### Tasks for this exercise
- A) List each phrase in the passage on the Pilling Report that identifies the person who wrote the dissenting statement.
- B) Continue the passage on the Pilling Report from its last sentence.
Selected text START
Christian doctrine, rooted in Scripture, rather than providing a basis for assessing and critiquing other factors such as context and practice, is now to be reshaped by them. As a result, the quality of life and the life expectancy of “the current teaching of the Church of England” appears to be much reduced by the Pilling Report.
The final feature of the report to note is the present and looming reality that this explosive cocktail will likely result in division or at least differentiation among Anglicans in England as it has in North America. This is evident on the face of the report in that, very unusually, it includes a significant “dissenting statement” from the one evangelical bishop on the group, the Bishop of Birkenhead, the Rt. Rev. Keith Sinclair. The report offers no basis to support the view that further dialogue is likely to prevent this outcome and yet it appears to have nothing to say to the bishops about how best to address this situation other than further dialogue about sexuality. Yet this focus for dialogue is one where it is clear many — across the range of views — believe that diminishing returns set in some time ago. As illustrated by initial responses to the report, there are such strongly held but incompatible theological and missiological worldviews driving people that the dialogue, when it is not simply the dialogue of the deaf, is increasingly more akin to interfaith dialogue than even ecumenical dialogue.
Selected text END
Material supplied START
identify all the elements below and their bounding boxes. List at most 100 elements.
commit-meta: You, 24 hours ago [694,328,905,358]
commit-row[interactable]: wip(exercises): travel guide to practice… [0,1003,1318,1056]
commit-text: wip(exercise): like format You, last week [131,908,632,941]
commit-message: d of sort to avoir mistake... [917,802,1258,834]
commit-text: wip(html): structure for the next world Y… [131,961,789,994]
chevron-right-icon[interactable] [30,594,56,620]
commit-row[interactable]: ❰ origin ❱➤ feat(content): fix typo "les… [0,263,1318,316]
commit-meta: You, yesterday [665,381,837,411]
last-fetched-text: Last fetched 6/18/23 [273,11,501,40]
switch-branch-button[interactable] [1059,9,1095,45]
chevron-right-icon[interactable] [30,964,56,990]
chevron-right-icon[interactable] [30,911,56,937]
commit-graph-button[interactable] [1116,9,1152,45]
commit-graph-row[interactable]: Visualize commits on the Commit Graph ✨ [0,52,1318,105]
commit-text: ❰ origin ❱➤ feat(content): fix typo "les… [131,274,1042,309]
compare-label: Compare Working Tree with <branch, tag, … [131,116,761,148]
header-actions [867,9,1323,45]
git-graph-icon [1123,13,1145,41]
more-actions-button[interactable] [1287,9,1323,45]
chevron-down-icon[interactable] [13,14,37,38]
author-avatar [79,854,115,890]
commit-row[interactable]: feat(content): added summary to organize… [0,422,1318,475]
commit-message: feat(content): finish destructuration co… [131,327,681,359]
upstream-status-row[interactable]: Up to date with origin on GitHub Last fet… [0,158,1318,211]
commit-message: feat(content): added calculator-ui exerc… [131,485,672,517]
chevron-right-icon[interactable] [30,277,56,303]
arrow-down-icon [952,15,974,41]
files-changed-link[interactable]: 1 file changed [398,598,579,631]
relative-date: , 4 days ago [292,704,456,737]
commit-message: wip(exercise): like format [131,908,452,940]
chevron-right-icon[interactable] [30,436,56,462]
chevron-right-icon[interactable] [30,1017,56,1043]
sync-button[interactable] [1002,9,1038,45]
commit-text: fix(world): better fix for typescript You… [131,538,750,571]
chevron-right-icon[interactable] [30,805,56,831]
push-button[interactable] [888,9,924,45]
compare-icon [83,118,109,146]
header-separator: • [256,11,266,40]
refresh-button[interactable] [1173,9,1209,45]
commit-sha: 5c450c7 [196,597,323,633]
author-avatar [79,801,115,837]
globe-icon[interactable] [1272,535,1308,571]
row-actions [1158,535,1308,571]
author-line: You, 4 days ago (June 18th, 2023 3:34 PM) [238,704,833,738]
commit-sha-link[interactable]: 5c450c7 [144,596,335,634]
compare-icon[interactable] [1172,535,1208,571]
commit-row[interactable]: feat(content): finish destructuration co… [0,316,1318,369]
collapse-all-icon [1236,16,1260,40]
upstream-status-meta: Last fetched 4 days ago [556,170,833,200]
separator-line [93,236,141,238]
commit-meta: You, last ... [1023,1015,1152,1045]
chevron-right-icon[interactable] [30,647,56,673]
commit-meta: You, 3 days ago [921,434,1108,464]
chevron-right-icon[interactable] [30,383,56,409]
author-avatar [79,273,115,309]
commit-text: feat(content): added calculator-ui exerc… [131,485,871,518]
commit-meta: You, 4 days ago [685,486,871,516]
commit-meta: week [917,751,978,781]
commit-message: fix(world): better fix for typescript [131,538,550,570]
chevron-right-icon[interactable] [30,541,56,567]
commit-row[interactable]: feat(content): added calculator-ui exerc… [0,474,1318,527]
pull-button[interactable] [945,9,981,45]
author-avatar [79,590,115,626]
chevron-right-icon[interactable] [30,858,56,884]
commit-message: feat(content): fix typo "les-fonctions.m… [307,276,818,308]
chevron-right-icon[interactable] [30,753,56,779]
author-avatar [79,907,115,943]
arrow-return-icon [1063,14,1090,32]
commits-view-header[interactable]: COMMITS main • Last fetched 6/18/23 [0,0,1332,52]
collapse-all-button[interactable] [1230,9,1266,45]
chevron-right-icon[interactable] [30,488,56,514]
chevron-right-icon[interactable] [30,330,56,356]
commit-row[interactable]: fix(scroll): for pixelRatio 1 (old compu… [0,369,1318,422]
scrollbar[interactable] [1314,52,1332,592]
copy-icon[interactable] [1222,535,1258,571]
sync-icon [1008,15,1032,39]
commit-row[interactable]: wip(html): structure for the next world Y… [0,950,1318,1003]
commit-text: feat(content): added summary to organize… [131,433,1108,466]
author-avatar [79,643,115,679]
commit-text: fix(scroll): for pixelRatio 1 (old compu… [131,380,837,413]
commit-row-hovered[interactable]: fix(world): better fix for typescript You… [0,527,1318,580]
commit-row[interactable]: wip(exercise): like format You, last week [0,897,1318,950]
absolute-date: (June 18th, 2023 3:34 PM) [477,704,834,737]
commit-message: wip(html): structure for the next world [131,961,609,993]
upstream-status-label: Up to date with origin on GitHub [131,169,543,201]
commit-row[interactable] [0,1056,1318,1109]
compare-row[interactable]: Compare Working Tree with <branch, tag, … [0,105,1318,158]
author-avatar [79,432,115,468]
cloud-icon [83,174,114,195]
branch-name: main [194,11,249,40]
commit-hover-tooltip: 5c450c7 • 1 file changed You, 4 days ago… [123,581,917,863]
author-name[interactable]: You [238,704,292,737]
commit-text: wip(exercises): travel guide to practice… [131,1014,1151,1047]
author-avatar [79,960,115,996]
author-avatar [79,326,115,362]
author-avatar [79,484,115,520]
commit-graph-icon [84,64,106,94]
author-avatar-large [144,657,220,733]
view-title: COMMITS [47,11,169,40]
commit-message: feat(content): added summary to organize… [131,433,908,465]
Material supplied END
### Answers to each task
- A)
- the one evangelical bishop on the group
- the Bishop of Birkenhead
- the Rt. Rev. Keith Sinclair

- B)
What the Pilling Report and its reception will perhaps show us is that rather than following its recommended departure from doctrine under the guise of “pastoral accommodation” or simply more talking about sex, what we urgently need are facilitated conversations that focus on the reality of our deep-rooted divisions on doctrine and the need to discern what differentiated church structures should be created in response to this reality. If some new structures can be found, that would mean that Anglicans committed to different patterns of doctrine, rather than continuing to struggle to establish their view as that of the Church of England, could be given the security and freedom to respond as they believe right. Shaped by their different doctrines, they could each address the real and challenging pastoral and missional demands, respond to the experience of cultural disconnect and dissonance, combat homophobia as they understand it, and establish their own form of church discipline in terms of clergy conduct and public acts of worship. If we can find a way to put such structured freedom and security in place so that we can all bear witness with integrity to what we believe is true and represents good news for our nation, we may, paradoxically, find it much easier to dialogue and work together across our diversity and disagreements. Then, as each approach seeks to share faithfully in God’s mission as they understand it, we could follow the Gamaliel principle cited by Runcorn and leave God to judge which developments and which trajectory is more faithful.